59. Reiteriamo la necessità di prendere misure per proteggere i diritti delle conoscenze tradizionali e ancestrali dei popoli indigeni e tribali e delle comunità locali, evitando che vengano danneggiati da terzi attraverso registri che non riconoscano la loro titolarità, come pure di promuovere la partecipazione giusta ed equa ai profitti che derivino dal loro utilizzo. Appoggiamo il negoziato che si sta portando avanti a questo proposito nei forum multilaterali competenti.

 

60. Rimarchiamo che i negoziati del Documento Finale breve e orientato all’azione della Conferenza Mondiale sui Popoli Indigeni, della Riunione Plenaria di Alto Livello del sessantanovesimo periodo di sessioni dell’Assemblea, che sarà conosciuta come Conferenza Mondiale sui Popoli Indigeni che si terrà il 22 e 23 settembre del 2014 a New York, saranno diretti a condividere i punti di vista e le migliori pratiche sulla realizzazione dei diritti dei popoli indigeni, compresa la realizzazione degli obiettivi della Dichiarazione delle Nazioni Unite sui diritti dei Popoli Indigeni, e prendiamo nota delle raccomandazioni dei principali temi della Conferenza Preparatoria Mondiale dei Popoli Indigeni per la Conferenza Mondiale sui Popoli Indigeni, tenutasi dal 10 al 12 giugno del 2013, ad Alta, in Norvegia. Prendiamo atto dell’iniziativa del Governo del Messico di portare a buon fine una riunione preparatoria della Conferenza Mondiale in aprile 2014.

 

61. Appoggiamo l’Anno Internazionale dell’Agricoltura Familiare dichiarato dall’Assemblea Generale delle Nazioni Unite.

 

62. Accogliamo con favore la scelta dello Stato Plurinazionale di Bolivia per la Presidenza del Gruppo dei 77 e della Cina durante il 2014, e ci impegniamo a dar loro tutto il nostro appoggio nell’esercizio di detta responsabilità affinché ci siano risvolti a favore degli interessi dell’America latina e dei Caraibi. Inoltre, accogliamo con favore l’organizzazione di un Vertice di capi di Stato e di Governo del Gruppo dei 77 più la Cina, che avrà luogo a Santa Cruz de la Sierra, in Bolivia, nei giorni 14 e 15 di giugno del 2014, in commemorazione del 50° anniversario della fondazione del G77.

__OBIETTIVO 1__
Raccogli tutte le righe delle voci che contengono la stringa "Visualize" e riportale per intero.
__OBIETTIVO 2__
Estendi il brano fornito, per favore, scrivendone il seguito dopo l'ultima frase.
Il brano fornito e le voci sono materiali distinti tra loro.

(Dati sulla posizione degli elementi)
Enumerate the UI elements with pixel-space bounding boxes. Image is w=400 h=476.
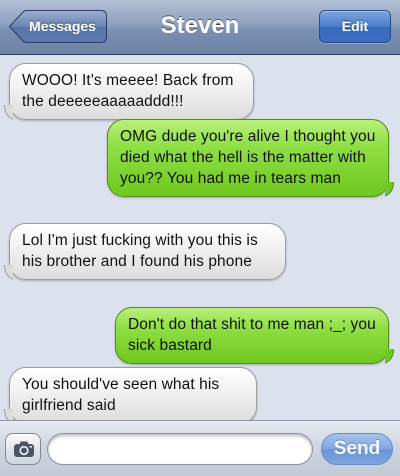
outgoing-message-bubble[interactable]: OMG dude you're alive I thought you died… [107, 119, 389, 197]
outgoing-message-bubble[interactable]: Don't do that shit to me man ;_; you sic… [115, 307, 389, 364]
message-composer: Send [0, 420, 400, 476]
conversation-title: Steven [160, 12, 240, 39]
edit-button[interactable]: Edit [319, 10, 391, 43]
back-button-label: Messages [29, 18, 96, 34]
message-input[interactable] [47, 433, 313, 465]
camera-icon [14, 441, 34, 457]
nav-bar: Messages Steven Edit [0, 0, 400, 55]
back-button[interactable]: Messages [8, 10, 107, 43]
send-button[interactable]: Send [321, 433, 393, 465]
camera-button[interactable] [5, 433, 41, 465]
incoming-message-bubble[interactable]: Lol I'm just fucking with you this is hi… [9, 223, 286, 280]
incoming-message-bubble[interactable]: WOOO! It's meeee! Back from the deeeeeaa… [9, 63, 254, 120]
message-thread[interactable]: WOOO! It's meeee! Back from the deeeeeaa… [0, 55, 400, 424]
incoming-message-bubble[interactable]: You should've seen what his girlfriend s… [9, 367, 257, 424]
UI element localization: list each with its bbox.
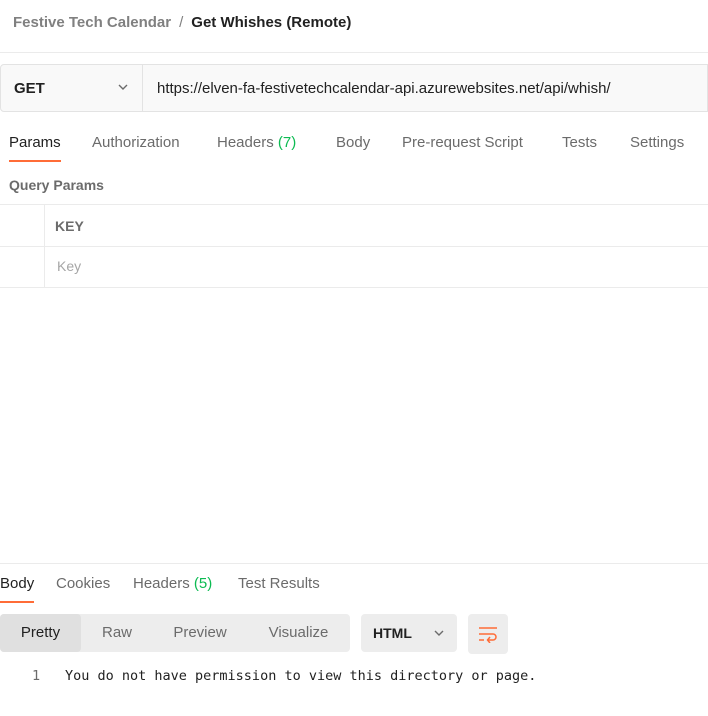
response-divider xyxy=(0,563,708,564)
table-row-border xyxy=(0,246,708,247)
breadcrumb: Festive Tech Calendar / Get Whishes (Rem… xyxy=(13,14,351,31)
query-params-title: Query Params xyxy=(9,177,104,193)
method-select[interactable]: GET xyxy=(0,64,143,112)
tab-label: Tests xyxy=(562,134,598,151)
tab-label: Headers xyxy=(133,575,190,592)
view-mode-visualize[interactable]: Visualize xyxy=(247,614,350,652)
chevron-down-icon xyxy=(118,84,128,90)
line-number: 1 xyxy=(32,668,41,684)
view-mode-preview[interactable]: Preview xyxy=(153,614,247,652)
url-text: https://elven-fa-festivetechcalendar-api… xyxy=(157,79,611,97)
table-top-border xyxy=(0,204,708,205)
response-body-line: 1 You do not have permission to view thi… xyxy=(0,668,536,716)
view-mode-pretty[interactable]: Pretty xyxy=(0,614,81,652)
tab-label: Body xyxy=(0,575,35,592)
chevron-down-icon xyxy=(434,630,444,636)
tab-label: Cookies xyxy=(56,575,111,592)
tab-label: Body xyxy=(336,134,371,151)
tab-label: Authorization xyxy=(92,134,180,151)
breadcrumb-collection-link[interactable]: Festive Tech Calendar xyxy=(13,14,171,31)
tab-tests[interactable]: Tests xyxy=(562,134,597,164)
param-key-input[interactable]: Key xyxy=(57,258,81,274)
tab-pre-request-script[interactable]: Pre-request Script xyxy=(402,134,523,164)
tab-label: Settings xyxy=(630,134,685,151)
response-tabs: Body Cookies Headers (5) Test Results xyxy=(0,575,708,605)
tab-label: Test Results xyxy=(238,575,320,592)
request-tabs: Params Authorization Headers (7) Body Pr… xyxy=(0,134,708,164)
header-divider xyxy=(0,52,708,53)
view-mode-raw[interactable]: Raw xyxy=(81,614,153,652)
tab-settings[interactable]: Settings xyxy=(630,134,684,164)
response-tab-body[interactable]: Body xyxy=(0,575,35,605)
request-title[interactable]: Get Whishes (Remote) xyxy=(191,14,351,31)
wrap-lines-icon xyxy=(479,627,497,643)
tab-label: Params xyxy=(9,134,61,151)
view-mode-toggle: Pretty Raw Preview Visualize xyxy=(0,614,350,652)
response-tab-test-results[interactable]: Test Results xyxy=(238,575,320,605)
breadcrumb-separator: / xyxy=(179,14,184,31)
tab-label: Pre-request Script xyxy=(402,134,523,151)
url-input[interactable]: https://elven-fa-festivetechcalendar-api… xyxy=(143,64,708,112)
table-bottom-border xyxy=(0,287,708,288)
method-label: GET xyxy=(14,79,45,97)
format-label: HTML xyxy=(373,625,412,641)
wrap-lines-button[interactable] xyxy=(468,614,508,654)
response-tab-cookies[interactable]: Cookies xyxy=(56,575,110,605)
tab-headers[interactable]: Headers (7) xyxy=(217,134,296,164)
response-body-text: You do not have permission to view this … xyxy=(65,668,537,684)
headers-count-badge: (7) xyxy=(277,134,297,151)
key-column-header: KEY xyxy=(55,218,84,234)
tab-authorization[interactable]: Authorization xyxy=(92,134,180,164)
tab-params[interactable]: Params xyxy=(9,134,61,164)
tab-label: Headers xyxy=(217,134,274,151)
tab-body[interactable]: Body xyxy=(336,134,370,164)
format-select[interactable]: HTML xyxy=(361,614,457,652)
response-tab-headers[interactable]: Headers (5) xyxy=(133,575,212,605)
headers-count-badge: (5) xyxy=(193,575,213,592)
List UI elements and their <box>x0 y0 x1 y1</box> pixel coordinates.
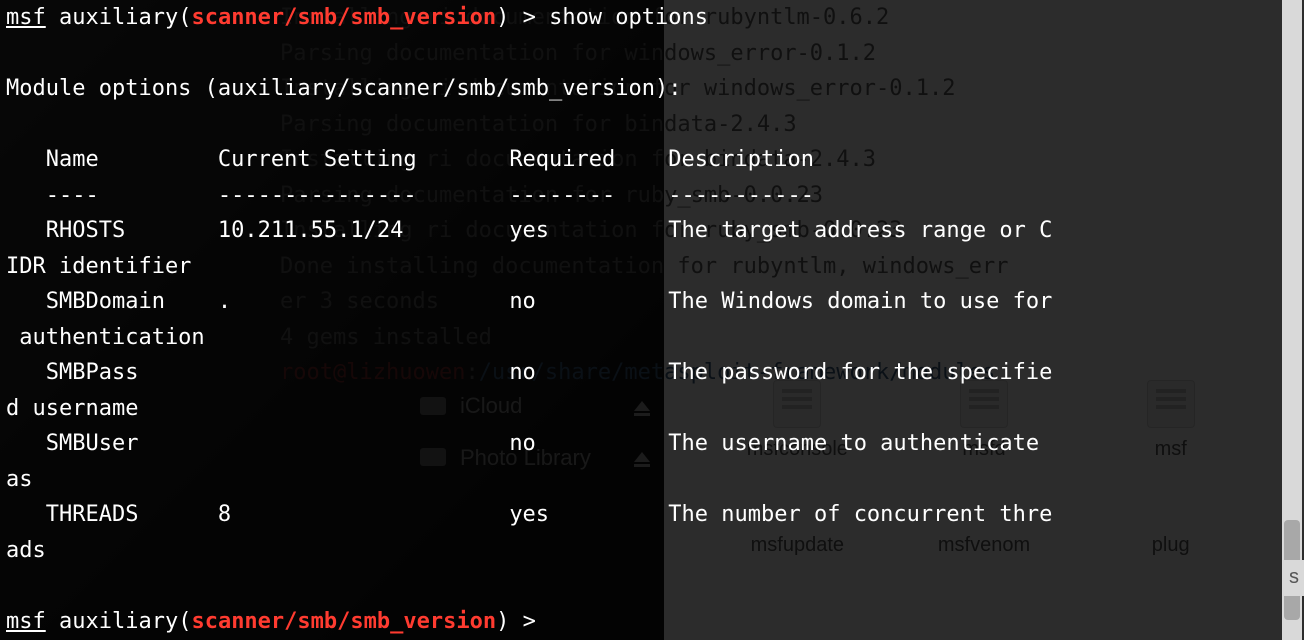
prompt-prefix: msf <box>6 5 46 30</box>
table-row: RHOSTS 10.211.55.1/24 yes The target add… <box>6 218 1052 243</box>
table-row-wrap: as <box>6 467 33 492</box>
table-row: THREADS 8 yes The number of concurrent t… <box>6 502 1052 527</box>
clipped-text: s <box>1284 560 1304 596</box>
table-row-wrap: ads <box>6 538 46 563</box>
table-row-wrap: d username <box>6 396 138 421</box>
scrollbar[interactable] <box>1282 0 1302 640</box>
table-row-wrap: authentication <box>6 325 205 350</box>
table-row: SMBDomain . no The Windows domain to use… <box>6 289 1052 314</box>
terminal-output[interactable]: msf auxiliary(scanner/smb/smb_version) >… <box>0 0 1304 640</box>
prompt-module: scanner/smb/smb_version <box>191 5 496 30</box>
table-row-wrap: IDR identifier <box>6 254 191 279</box>
prompt-prefix: msf <box>6 609 46 634</box>
table-divider: ---- --------------- -------- ----------… <box>6 183 814 208</box>
table-row: SMBPass no The password for the specifie <box>6 360 1052 385</box>
module-options-header: Module options (auxiliary/scanner/smb/sm… <box>6 76 682 101</box>
prompt-module: scanner/smb/smb_version <box>191 609 496 634</box>
table-row: SMBUser no The username to authenticate <box>6 431 1052 456</box>
table-header: Name Current Setting Required Descriptio… <box>6 147 814 172</box>
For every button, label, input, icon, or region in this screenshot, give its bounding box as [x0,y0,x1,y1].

__RISULTATO DELL'ESERCIZIO 1__
view-mode-visualize[interactable]: Visualize xyxy=(247,614,350,652)
view-mode-toggle: Pretty Raw Preview Visualize xyxy=(0,614,350,652)

__RISULTATO DELL'ESERCIZIO 2__
 

63. Consideriamo la necessità di una distribuzione geografica equa nel sistema delle Nazioni Unite e poniamo l’accento sulle necessità che l’America Latina e i Caraibi incrementino quantitativamente e qualitativamente la loro presenza in posti chiave delle Nazioni Unite e altri organismi internazionali, obiettivo al quale dedicheremo i nostri migliori sforzi.

 

64. Reiteriamo le nostre posizioni su una riforma integrale del sistema delle Nazioni Unite, e in particolare, sulla democratizzazione delle istanze decisionali internazionali, in particolare il Consiglio di Sicurezza. La democratizzazione che si richiede deve includere la rappresentatività, la trasparenza, l’efficienza democratica, il rispetto per i mandati di altri organi delle Nazioni Unite e rendere debitamente conto a tutti i membri dell’ONU:

 

65. Considerando che la migrazione internazionale è un fenomeno globale che coinvolge oltre 220 milioni di persone tra cui donne, bambini, bambine, adolescenti e indigeni, riconosciamo il valore del contenuto della risoluzione adottata durante il II Dialogo di Alto Livello delle Nazioni Unite sulla Migrazione e lo Sviluppo (DAN2013), che privilegia approcci ai diritti umani, sottolinea l’urgenza di proteggere i gruppi più vulnerabili nei flussi migratori e insiste sulla necessità di un maggior coinvolgimento delle Nazioni Unite, delle sue agenzie, fondi e programmi in materia, come pure l’interesse a includere il tema della migrazione internazionale nell’Agenda di Sviluppo Post 2015, tra le altre cose, e ci impegniamo a rafforzare le azioni di cooperazione, nel quadro della responsabilità condivisa, per avanzare nella cura delle molteplici sfide che la migrazione internazionale ci lancia.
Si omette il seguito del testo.